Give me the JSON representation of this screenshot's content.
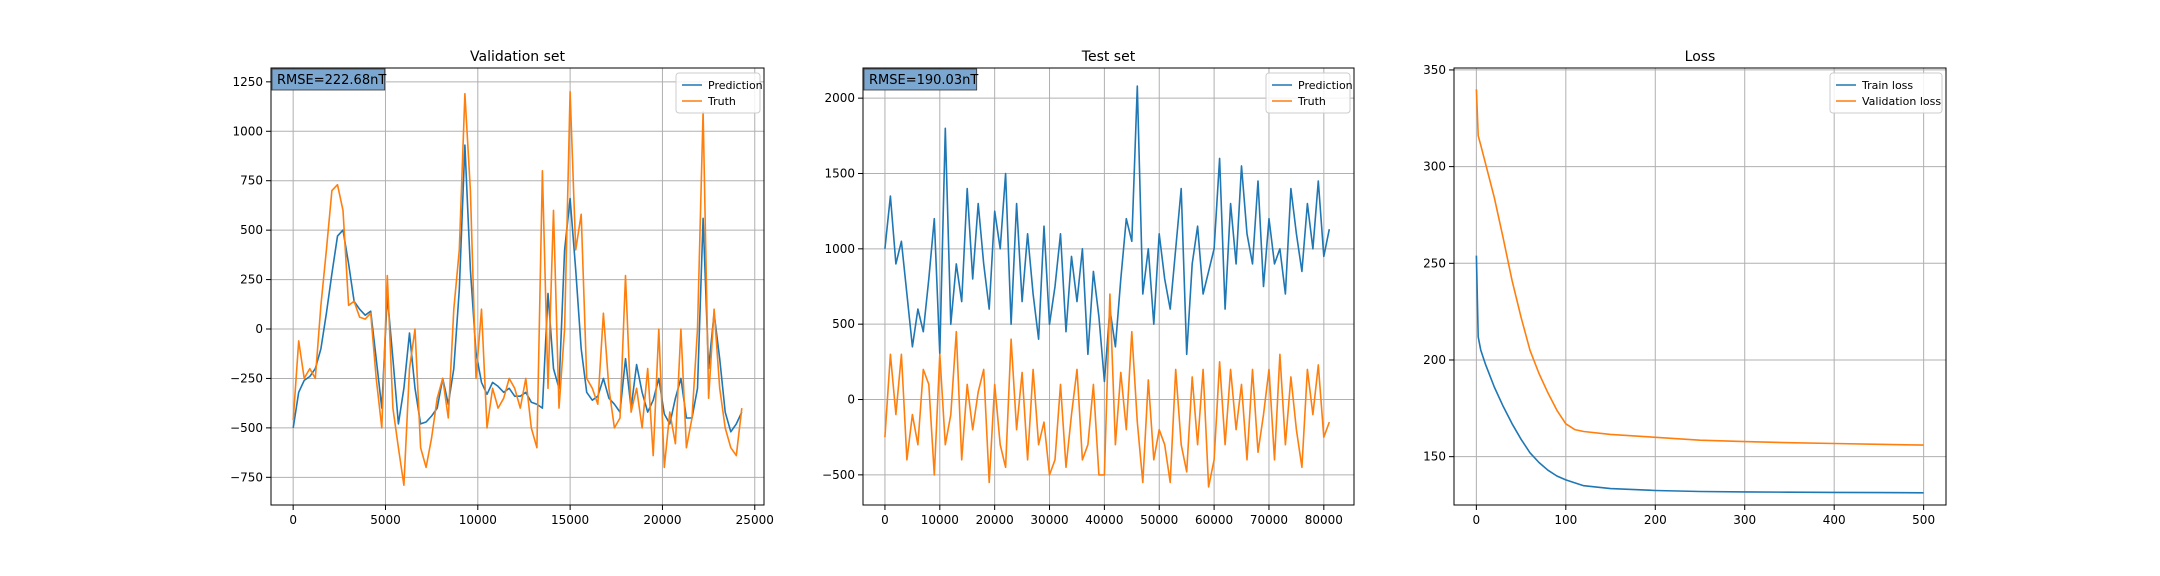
{
  "chart_data": [
    {
      "type": "line",
      "title": "Validation set",
      "xlabel": "",
      "ylabel": "",
      "xlim": [
        -1200,
        25500
      ],
      "ylim": [
        -890,
        1320
      ],
      "xticks": [
        0,
        5000,
        10000,
        15000,
        20000,
        25000
      ],
      "yticks": [
        -750,
        -500,
        -250,
        0,
        250,
        500,
        750,
        1000,
        1250
      ],
      "grid": true,
      "legend": "top-right",
      "annotation": "RMSE=222.68nT",
      "series": [
        {
          "name": "Prediction",
          "color": "#1f77b4",
          "x": [
            0,
            300,
            600,
            900,
            1200,
            1500,
            1800,
            2100,
            2400,
            2700,
            3000,
            3300,
            3600,
            3900,
            4200,
            4500,
            4800,
            5100,
            5400,
            5700,
            6000,
            6300,
            6600,
            6900,
            7200,
            7500,
            7800,
            8100,
            8400,
            8700,
            9000,
            9300,
            9600,
            9900,
            10200,
            10500,
            10800,
            11100,
            11400,
            11700,
            12000,
            12300,
            12600,
            12900,
            13200,
            13500,
            13800,
            14100,
            14400,
            14700,
            15000,
            15300,
            15600,
            15900,
            16200,
            16500,
            16800,
            17100,
            17400,
            17700,
            18000,
            18300,
            18600,
            18900,
            19200,
            19500,
            19800,
            20100,
            20400,
            20700,
            21000,
            21300,
            21600,
            21900,
            22200,
            22500,
            22800,
            23100,
            23400,
            23700,
            24000,
            24300
          ],
          "values": [
            -500,
            -320,
            -260,
            -240,
            -200,
            -100,
            80,
            280,
            470,
            500,
            330,
            140,
            100,
            70,
            90,
            -150,
            -400,
            170,
            -150,
            -480,
            -300,
            -20,
            -300,
            -480,
            -470,
            -440,
            -400,
            -250,
            -380,
            -200,
            200,
            930,
            300,
            -120,
            -270,
            -330,
            -270,
            -290,
            -320,
            -300,
            -340,
            -340,
            -320,
            -370,
            -380,
            -400,
            180,
            -200,
            -300,
            400,
            660,
            300,
            -100,
            -320,
            -360,
            -340,
            -250,
            -350,
            -380,
            -420,
            -150,
            -400,
            -180,
            -320,
            -420,
            -360,
            -250,
            -430,
            -480,
            -350,
            -250,
            -450,
            -450,
            -300,
            560,
            -200,
            80,
            -150,
            -420,
            -520,
            -480,
            -420
          ]
        },
        {
          "name": "Truth",
          "color": "#ff7f0e",
          "x": [
            0,
            300,
            600,
            900,
            1200,
            1500,
            1800,
            2100,
            2400,
            2700,
            3000,
            3300,
            3600,
            3900,
            4200,
            4500,
            4800,
            5100,
            5400,
            5700,
            6000,
            6300,
            6600,
            6900,
            7200,
            7500,
            7800,
            8100,
            8400,
            8700,
            9000,
            9300,
            9600,
            9900,
            10200,
            10500,
            10800,
            11100,
            11400,
            11700,
            12000,
            12300,
            12600,
            12900,
            13200,
            13500,
            13800,
            14100,
            14400,
            14700,
            15000,
            15300,
            15600,
            15900,
            16200,
            16500,
            16800,
            17100,
            17400,
            17700,
            18000,
            18300,
            18600,
            18900,
            19200,
            19500,
            19800,
            20100,
            20400,
            20700,
            21000,
            21300,
            21600,
            21900,
            22200,
            22500,
            22800,
            23100,
            23400,
            23700,
            24000,
            24300
          ],
          "values": [
            -460,
            -60,
            -250,
            -200,
            -250,
            120,
            400,
            700,
            730,
            600,
            120,
            140,
            60,
            50,
            80,
            -250,
            -500,
            270,
            -400,
            -600,
            -790,
            -200,
            0,
            -600,
            -700,
            -550,
            -350,
            -250,
            -450,
            100,
            400,
            1190,
            700,
            -250,
            100,
            -500,
            -300,
            -400,
            -350,
            -250,
            -300,
            -400,
            -250,
            -500,
            -600,
            800,
            -300,
            600,
            -400,
            0,
            1200,
            400,
            580,
            -250,
            -300,
            -380,
            80,
            -300,
            -500,
            -450,
            270,
            -420,
            -300,
            -500,
            -200,
            -640,
            0,
            -700,
            -420,
            -580,
            0,
            -600,
            -450,
            0,
            1100,
            -350,
            100,
            -300,
            -500,
            -600,
            -640,
            -400
          ]
        }
      ]
    },
    {
      "type": "line",
      "title": "Test set",
      "xlabel": "",
      "ylabel": "",
      "xlim": [
        -4000,
        85500
      ],
      "ylim": [
        -700,
        2200
      ],
      "xticks": [
        0,
        10000,
        20000,
        30000,
        40000,
        50000,
        60000,
        70000,
        80000
      ],
      "yticks": [
        -500,
        0,
        500,
        1000,
        1500,
        2000
      ],
      "grid": true,
      "legend": "top-right",
      "annotation": "RMSE=190.03nT",
      "series": [
        {
          "name": "Prediction",
          "color": "#1f77b4",
          "x": [
            0,
            1000,
            2000,
            3000,
            4000,
            5000,
            6000,
            7000,
            8000,
            9000,
            10000,
            11000,
            12000,
            13000,
            14000,
            15000,
            16000,
            17000,
            18000,
            19000,
            20000,
            21000,
            22000,
            23000,
            24000,
            25000,
            26000,
            27000,
            28000,
            29000,
            30000,
            31000,
            32000,
            33000,
            34000,
            35000,
            36000,
            37000,
            38000,
            39000,
            40000,
            41000,
            42000,
            43000,
            44000,
            45000,
            46000,
            47000,
            48000,
            49000,
            50000,
            51000,
            52000,
            53000,
            54000,
            55000,
            56000,
            57000,
            58000,
            59000,
            60000,
            61000,
            62000,
            63000,
            64000,
            65000,
            66000,
            67000,
            68000,
            69000,
            70000,
            71000,
            72000,
            73000,
            74000,
            75000,
            76000,
            77000,
            78000,
            79000,
            80000,
            81000
          ],
          "values": [
            1000,
            1350,
            900,
            1050,
            700,
            350,
            600,
            450,
            800,
            1200,
            300,
            1800,
            500,
            900,
            650,
            1400,
            800,
            1300,
            900,
            600,
            1250,
            1000,
            1500,
            500,
            1300,
            650,
            1100,
            700,
            400,
            1150,
            500,
            750,
            1100,
            450,
            950,
            650,
            1000,
            300,
            850,
            550,
            120,
            600,
            350,
            800,
            1200,
            1050,
            2080,
            700,
            1000,
            500,
            1100,
            800,
            600,
            1000,
            1400,
            300,
            900,
            1150,
            700,
            850,
            1000,
            1600,
            600,
            1300,
            900,
            1550,
            1100,
            900,
            1450,
            750,
            1200,
            900,
            1000,
            700,
            1400,
            1100,
            850,
            1300,
            1000,
            1450,
            950,
            1130
          ]
        },
        {
          "name": "Truth",
          "color": "#ff7f0e",
          "x": [
            0,
            1000,
            2000,
            3000,
            4000,
            5000,
            6000,
            7000,
            8000,
            9000,
            10000,
            11000,
            12000,
            13000,
            14000,
            15000,
            16000,
            17000,
            18000,
            19000,
            20000,
            21000,
            22000,
            23000,
            24000,
            25000,
            26000,
            27000,
            28000,
            29000,
            30000,
            31000,
            32000,
            33000,
            34000,
            35000,
            36000,
            37000,
            38000,
            39000,
            40000,
            41000,
            42000,
            43000,
            44000,
            45000,
            46000,
            47000,
            48000,
            49000,
            50000,
            51000,
            52000,
            53000,
            54000,
            55000,
            56000,
            57000,
            58000,
            59000,
            60000,
            61000,
            62000,
            63000,
            64000,
            65000,
            66000,
            67000,
            68000,
            69000,
            70000,
            71000,
            72000,
            73000,
            74000,
            75000,
            76000,
            77000,
            78000,
            79000,
            80000,
            81000
          ],
          "values": [
            -250,
            300,
            -100,
            300,
            -400,
            -100,
            -300,
            200,
            100,
            -500,
            300,
            -300,
            -100,
            450,
            -400,
            100,
            -200,
            50,
            200,
            -550,
            100,
            -300,
            -450,
            400,
            -200,
            180,
            -400,
            200,
            -300,
            -150,
            -500,
            -400,
            100,
            -450,
            -100,
            200,
            -400,
            -300,
            100,
            -500,
            -500,
            700,
            -300,
            180,
            -200,
            450,
            -150,
            -550,
            130,
            -400,
            -200,
            -300,
            -550,
            200,
            -300,
            -480,
            150,
            -300,
            200,
            -580,
            -400,
            250,
            -300,
            200,
            -200,
            100,
            -400,
            200,
            -350,
            -100,
            200,
            -400,
            300,
            -300,
            150,
            -200,
            -450,
            200,
            -100,
            230,
            -250,
            -150
          ]
        }
      ]
    },
    {
      "type": "line",
      "title": "Loss",
      "xlabel": "",
      "ylabel": "",
      "xlim": [
        -25,
        525
      ],
      "ylim": [
        125,
        351
      ],
      "xticks": [
        0,
        100,
        200,
        300,
        400,
        500
      ],
      "yticks": [
        150,
        200,
        250,
        300,
        350
      ],
      "grid": true,
      "legend": "top-right",
      "annotation": "",
      "series": [
        {
          "name": "Train loss",
          "color": "#1f77b4",
          "x": [
            0,
            2,
            5,
            10,
            20,
            30,
            40,
            50,
            60,
            70,
            80,
            90,
            100,
            120,
            150,
            200,
            250,
            300,
            350,
            400,
            450,
            500
          ],
          "values": [
            254,
            212,
            205,
            198,
            186,
            176,
            167,
            159,
            152,
            147,
            143,
            140,
            138,
            135,
            133.5,
            132.5,
            132,
            131.8,
            131.6,
            131.5,
            131.4,
            131.3
          ]
        },
        {
          "name": "Validation loss",
          "color": "#ff7f0e",
          "x": [
            0,
            2,
            5,
            10,
            20,
            30,
            40,
            50,
            60,
            70,
            80,
            90,
            100,
            110,
            120,
            150,
            200,
            250,
            300,
            350,
            400,
            450,
            500
          ],
          "values": [
            340,
            316,
            311,
            302,
            284,
            263,
            241,
            222,
            205,
            193,
            183,
            174,
            167,
            164,
            163,
            161.5,
            160,
            158.5,
            157.8,
            157.2,
            156.8,
            156.4,
            156
          ]
        }
      ]
    }
  ]
}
··········
*WHAT THIS TASK INVOLVES*:
Which lines hold the string "RMSE"? List them all.

*TASK ANSWER*:
      "annotation": "RMSE=222.68nT",
      "annotation": "RMSE=190.03nT",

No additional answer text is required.